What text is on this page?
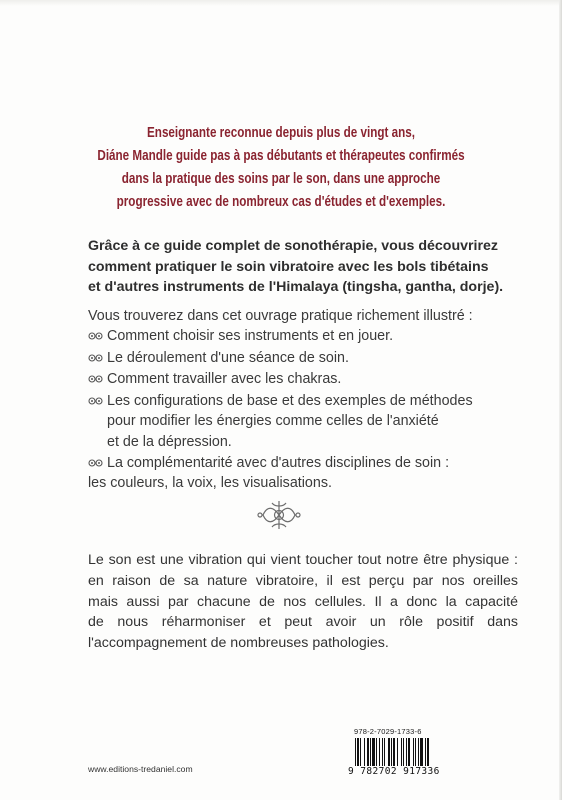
Enseignante reconnue depuis plus de vingt ans,
Diáne Mandle guide pas à pas débutants et thérapeutes confirmés
dans la pratique des soins par le son, dans une approche
progressive avec de nombreux cas d'études et d'exemples.
Grâce à ce guide complet de sonothérapie, vous découvrirez
comment pratiquer le soin vibratoire avec les bols tibétains
et d'autres instruments de l'Himalaya (tingsha, gantha, dorje).
Vous trouverez dans cet ouvrage pratique richement illustré :
Comment choisir ses instruments et en jouer.
Le déroulement d'une séance de soin.
Comment travailler avec les chakras.
Les configurations de base et des exemples de méthodes
pour modifier les énergies comme celles de l'anxiété
et de la dépression.
La complémentarité avec d'autres disciplines de soin :
les couleurs, la voix, les visualisations.
Le son est une vibration qui vient toucher tout notre être physique :
en raison de sa nature vibratoire, il est perçu par nos oreilles
mais aussi par chacune de nos cellules. Il a donc la capacité
de nous réharmoniser et peut avoir un rôle positif dans
l'accompagnement de nombreuses pathologies.
978-2-7029-1733-6
9 782702 917336
www.editions-tredaniel.com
......
_PROBLEM DESCRIPTION_
From the records above, copy every line that holds the word "dans".

_TASK RESPONSE_
dans la pratique des soins par le son, dans une approche
Vous trouverez dans cet ouvrage pratique richement illustré :
de nous réharmoniser et peut avoir un rôle positif dans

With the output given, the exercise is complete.